_Task goal:_
Every record here should be printed again exactly.

(Collected data)
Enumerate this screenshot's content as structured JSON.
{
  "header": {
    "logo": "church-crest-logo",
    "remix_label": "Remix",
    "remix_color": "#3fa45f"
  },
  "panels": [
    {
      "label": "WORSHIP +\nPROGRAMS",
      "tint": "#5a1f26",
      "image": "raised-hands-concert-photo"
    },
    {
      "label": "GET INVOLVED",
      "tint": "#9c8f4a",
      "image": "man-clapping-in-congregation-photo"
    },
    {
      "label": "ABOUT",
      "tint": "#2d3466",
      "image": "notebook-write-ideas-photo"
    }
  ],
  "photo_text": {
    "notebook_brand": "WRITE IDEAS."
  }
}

_Output below:_
Enumerate this screenshot's content as structured JSON.
{
  "header": {
    "logo": "church-crest-logo",
    "remix_label": "Remix",
    "remix_color": "#3fa45f"
  },
  "panels": [
    {
      "label": "WORSHIP +\nPROGRAMS",
      "tint": "#5a1f26",
      "image": "raised-hands-concert-photo"
    },
    {
      "label": "GET INVOLVED",
      "tint": "#9c8f4a",
      "image": "man-clapping-in-congregation-photo"
    },
    {
      "label": "ABOUT",
      "tint": "#2d3466",
      "image": "notebook-write-ideas-photo"
    }
  ],
  "photo_text": {
    "notebook_brand": "WRITE IDEAS."
  }
}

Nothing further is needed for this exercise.